# Dataset records
···
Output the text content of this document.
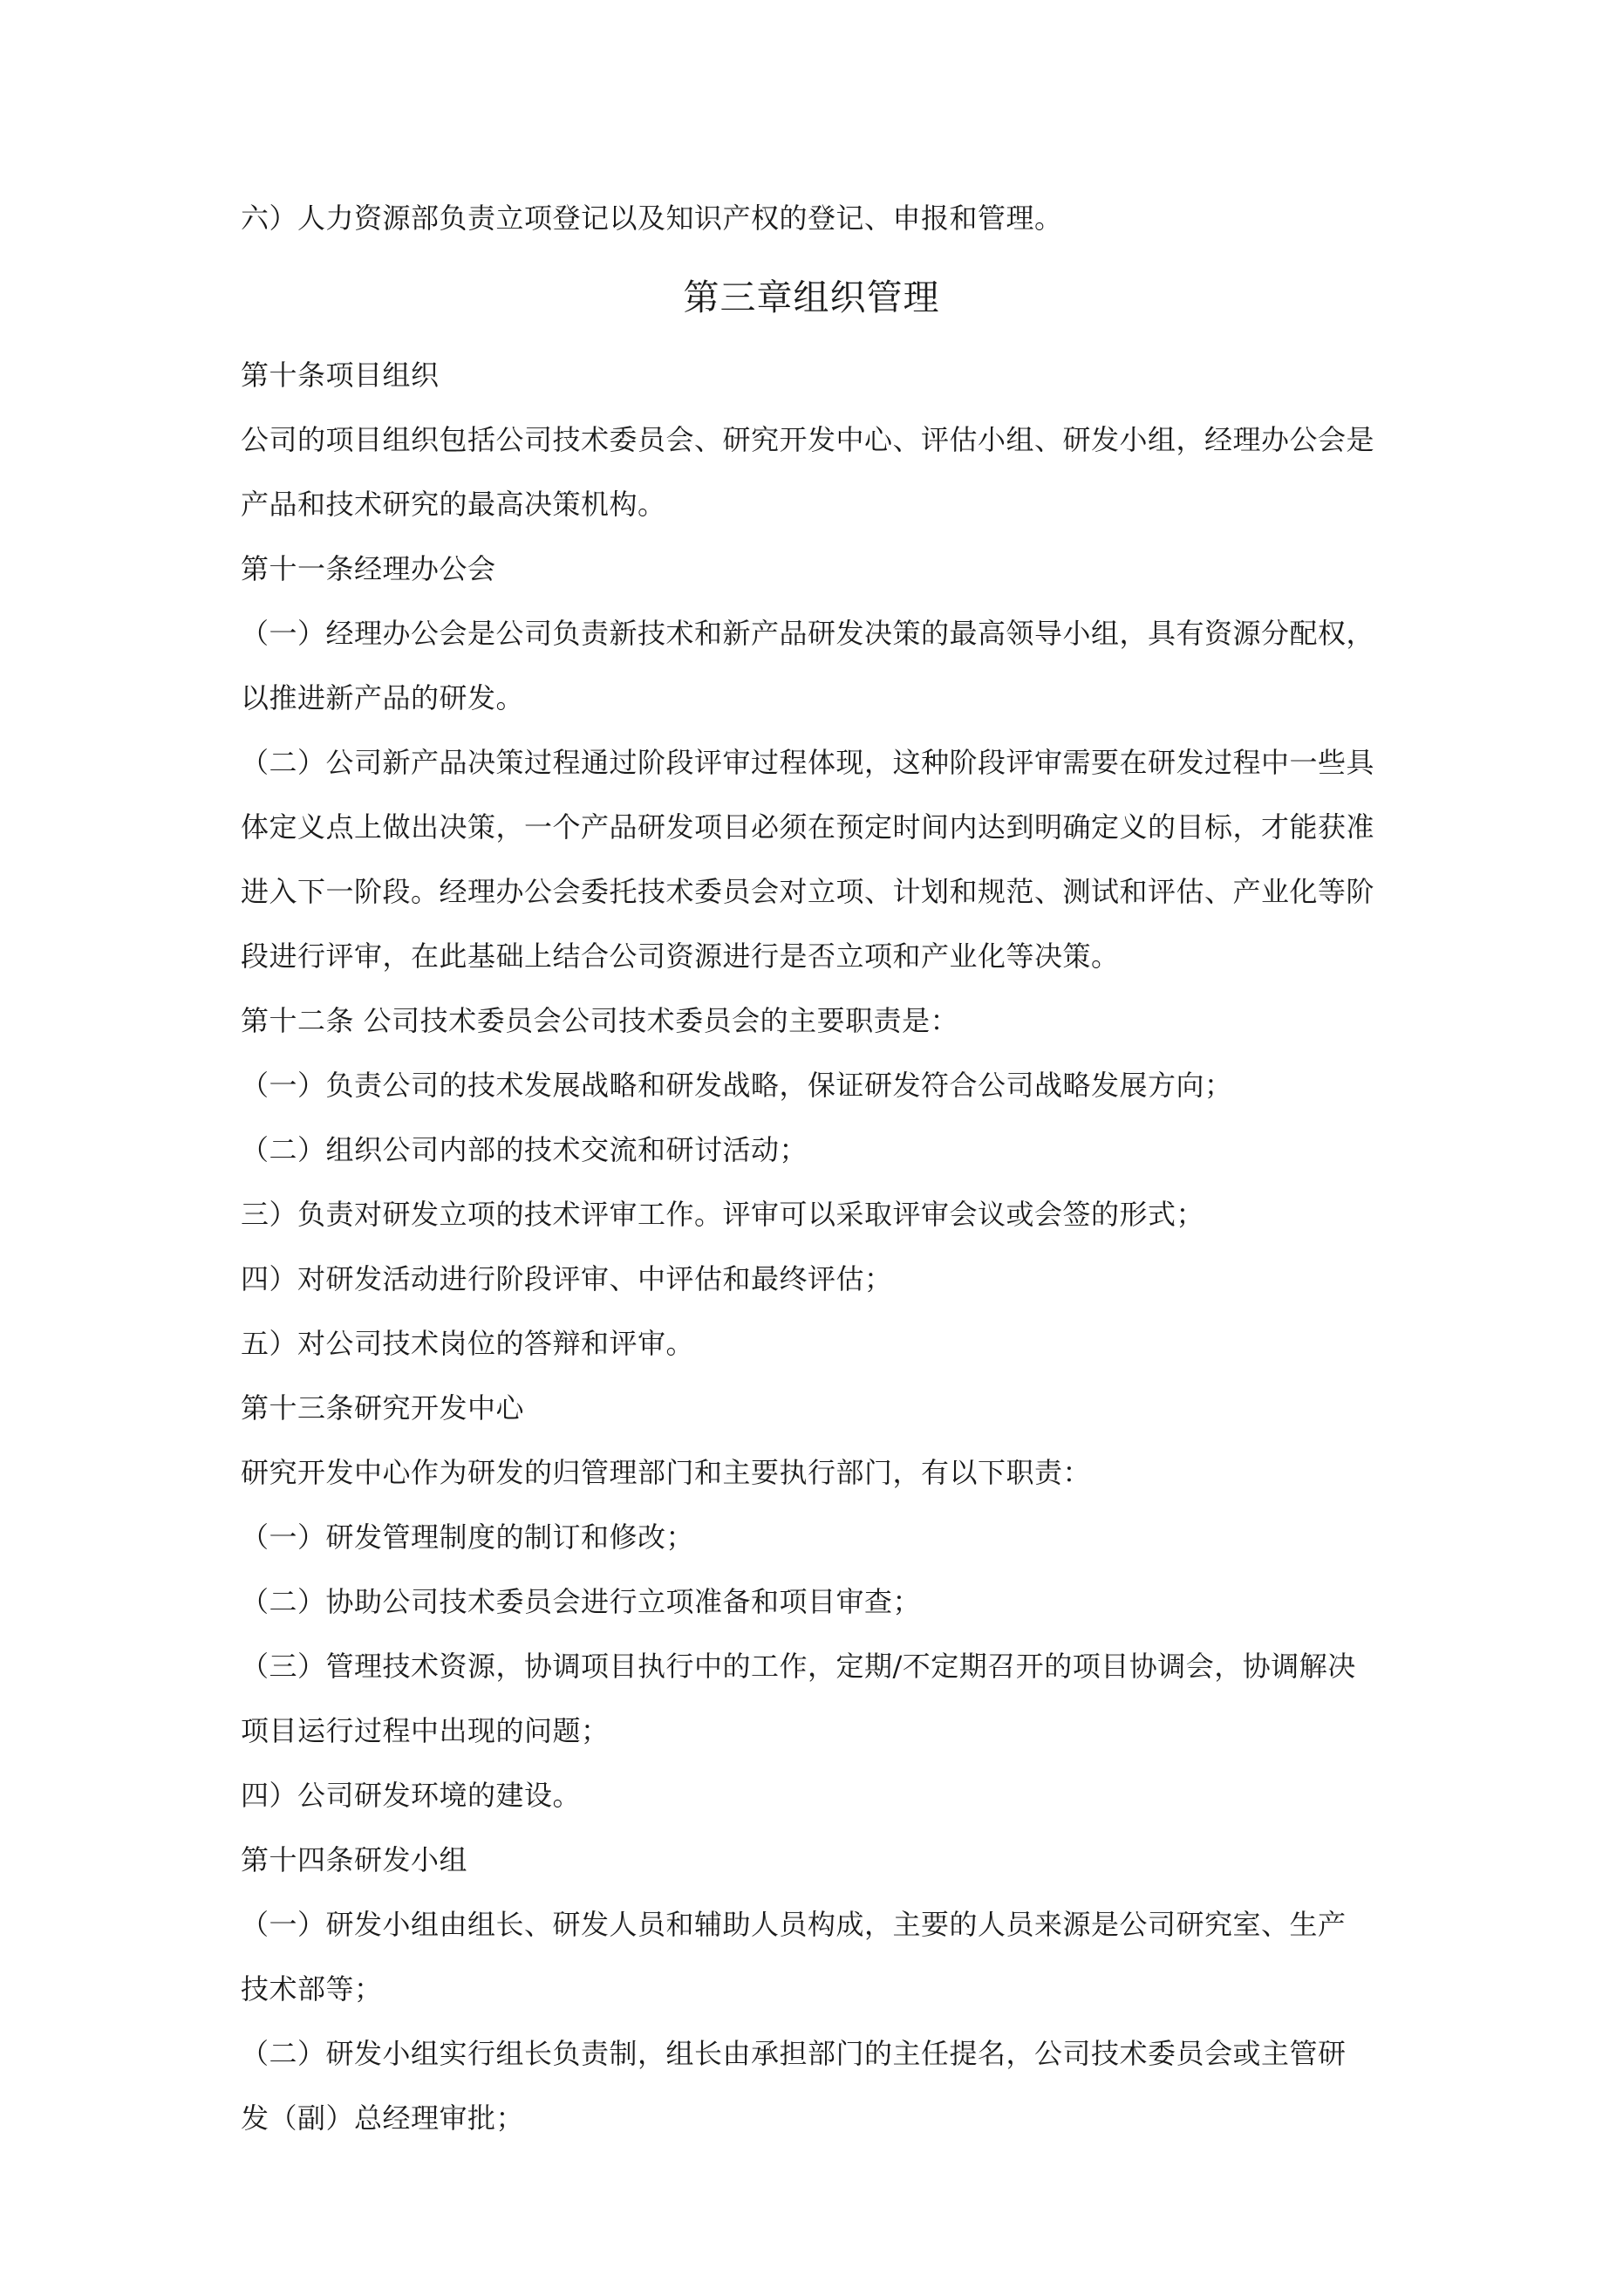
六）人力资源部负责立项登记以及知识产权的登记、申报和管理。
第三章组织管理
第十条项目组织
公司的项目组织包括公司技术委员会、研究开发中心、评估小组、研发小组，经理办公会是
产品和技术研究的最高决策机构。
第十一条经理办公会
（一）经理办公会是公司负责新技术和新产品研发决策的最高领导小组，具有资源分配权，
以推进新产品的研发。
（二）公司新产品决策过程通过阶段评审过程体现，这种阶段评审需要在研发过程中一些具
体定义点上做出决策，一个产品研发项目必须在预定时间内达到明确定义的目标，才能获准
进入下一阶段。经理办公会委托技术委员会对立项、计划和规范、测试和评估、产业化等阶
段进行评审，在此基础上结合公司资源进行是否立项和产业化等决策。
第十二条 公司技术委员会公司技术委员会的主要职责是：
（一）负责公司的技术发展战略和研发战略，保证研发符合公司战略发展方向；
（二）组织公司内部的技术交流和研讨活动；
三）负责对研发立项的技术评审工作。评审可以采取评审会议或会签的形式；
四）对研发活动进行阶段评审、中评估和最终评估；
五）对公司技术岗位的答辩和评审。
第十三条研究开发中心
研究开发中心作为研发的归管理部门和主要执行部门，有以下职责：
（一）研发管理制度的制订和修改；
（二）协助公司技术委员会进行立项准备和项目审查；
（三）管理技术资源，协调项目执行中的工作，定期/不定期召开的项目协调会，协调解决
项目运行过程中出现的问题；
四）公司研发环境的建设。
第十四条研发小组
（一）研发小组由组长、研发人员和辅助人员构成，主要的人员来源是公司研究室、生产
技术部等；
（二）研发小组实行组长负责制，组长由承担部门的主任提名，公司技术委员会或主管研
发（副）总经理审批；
···
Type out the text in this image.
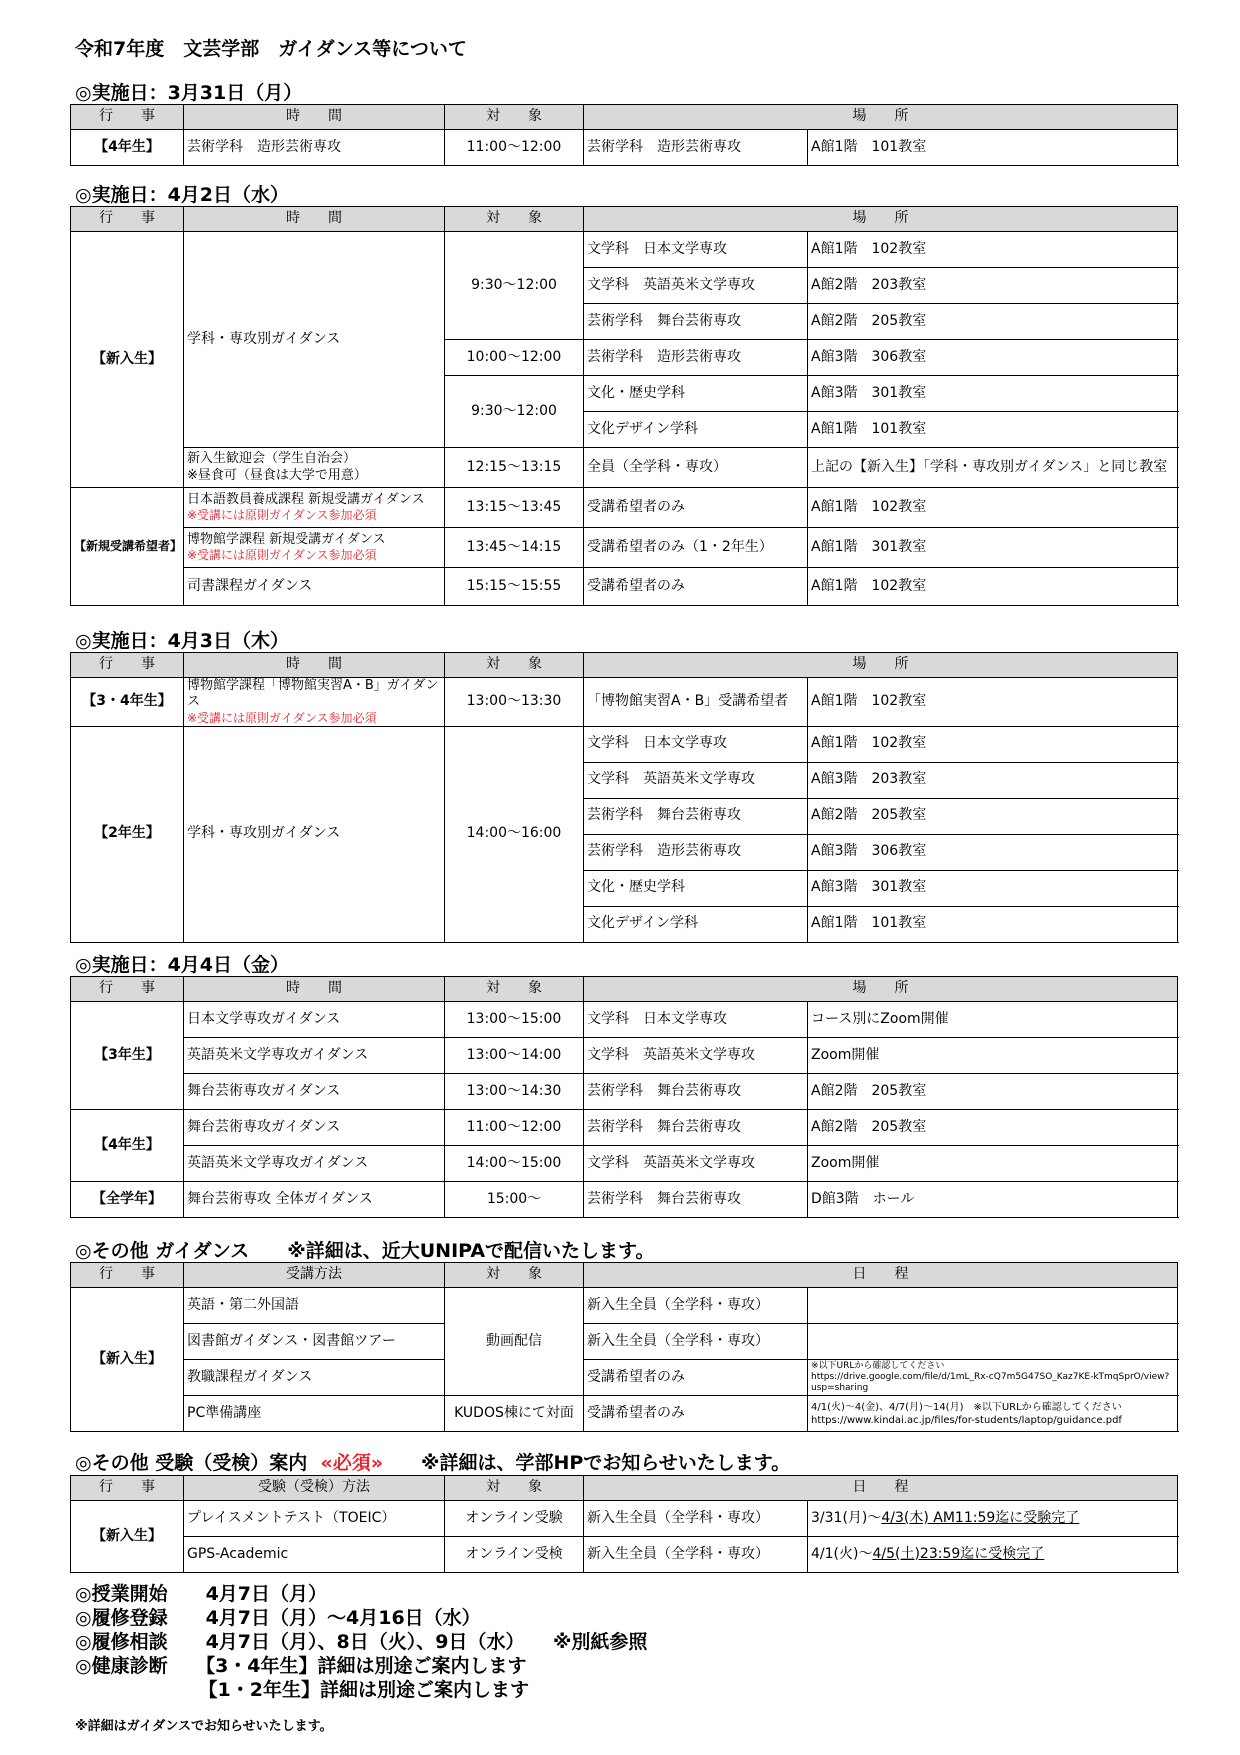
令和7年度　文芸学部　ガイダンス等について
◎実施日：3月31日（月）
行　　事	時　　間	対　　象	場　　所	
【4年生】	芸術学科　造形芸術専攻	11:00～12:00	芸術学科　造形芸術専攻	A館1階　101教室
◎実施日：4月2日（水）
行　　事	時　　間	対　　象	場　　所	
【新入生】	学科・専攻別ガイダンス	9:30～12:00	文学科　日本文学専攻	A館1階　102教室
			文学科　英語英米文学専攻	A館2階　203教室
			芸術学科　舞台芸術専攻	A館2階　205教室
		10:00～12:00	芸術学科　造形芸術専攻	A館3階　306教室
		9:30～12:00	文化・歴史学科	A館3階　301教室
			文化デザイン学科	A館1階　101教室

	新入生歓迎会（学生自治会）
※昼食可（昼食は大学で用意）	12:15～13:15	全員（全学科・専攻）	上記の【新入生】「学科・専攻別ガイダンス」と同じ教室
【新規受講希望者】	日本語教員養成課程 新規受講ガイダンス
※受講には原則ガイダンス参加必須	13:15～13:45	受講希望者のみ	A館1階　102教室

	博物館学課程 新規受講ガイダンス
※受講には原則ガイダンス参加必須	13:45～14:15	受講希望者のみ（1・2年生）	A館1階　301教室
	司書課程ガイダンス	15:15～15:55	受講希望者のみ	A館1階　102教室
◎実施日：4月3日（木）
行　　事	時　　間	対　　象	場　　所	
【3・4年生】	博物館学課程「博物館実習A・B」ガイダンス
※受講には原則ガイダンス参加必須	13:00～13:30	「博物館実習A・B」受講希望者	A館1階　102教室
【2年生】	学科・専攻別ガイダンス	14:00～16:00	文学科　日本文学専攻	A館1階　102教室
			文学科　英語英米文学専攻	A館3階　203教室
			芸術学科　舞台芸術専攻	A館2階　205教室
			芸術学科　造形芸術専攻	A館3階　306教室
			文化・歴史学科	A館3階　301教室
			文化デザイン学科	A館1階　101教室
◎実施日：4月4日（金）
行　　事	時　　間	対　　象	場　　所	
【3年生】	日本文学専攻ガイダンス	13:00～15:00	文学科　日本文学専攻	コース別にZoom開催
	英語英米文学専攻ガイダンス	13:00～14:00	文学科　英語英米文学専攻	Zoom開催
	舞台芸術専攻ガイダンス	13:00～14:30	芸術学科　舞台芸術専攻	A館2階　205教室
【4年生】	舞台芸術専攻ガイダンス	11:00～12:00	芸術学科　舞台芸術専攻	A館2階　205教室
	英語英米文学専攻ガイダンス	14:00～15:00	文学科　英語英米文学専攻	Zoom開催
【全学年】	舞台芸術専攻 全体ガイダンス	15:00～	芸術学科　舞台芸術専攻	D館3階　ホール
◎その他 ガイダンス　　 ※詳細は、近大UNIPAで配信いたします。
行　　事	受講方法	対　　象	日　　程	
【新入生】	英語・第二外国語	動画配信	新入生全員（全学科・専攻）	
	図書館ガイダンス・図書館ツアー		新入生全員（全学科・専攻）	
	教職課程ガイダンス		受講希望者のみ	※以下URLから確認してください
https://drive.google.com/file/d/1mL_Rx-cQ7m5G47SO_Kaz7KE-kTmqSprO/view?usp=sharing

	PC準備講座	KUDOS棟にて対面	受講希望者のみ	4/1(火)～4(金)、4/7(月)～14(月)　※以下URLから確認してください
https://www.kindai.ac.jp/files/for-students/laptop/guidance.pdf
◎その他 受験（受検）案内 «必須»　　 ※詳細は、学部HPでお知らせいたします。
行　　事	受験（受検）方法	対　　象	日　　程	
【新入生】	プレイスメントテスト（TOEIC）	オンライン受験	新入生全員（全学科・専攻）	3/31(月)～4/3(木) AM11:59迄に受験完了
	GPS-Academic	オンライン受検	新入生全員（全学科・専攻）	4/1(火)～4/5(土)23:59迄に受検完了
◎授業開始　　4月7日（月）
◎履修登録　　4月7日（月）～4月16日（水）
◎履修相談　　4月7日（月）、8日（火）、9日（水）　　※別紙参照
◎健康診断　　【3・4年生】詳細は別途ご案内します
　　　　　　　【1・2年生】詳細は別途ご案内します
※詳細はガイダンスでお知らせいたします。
···
# What is needed
Report only the number of lines in the listing that contain the word "舞台芸術専攻ガイダンス".

# Answer for this exercise
2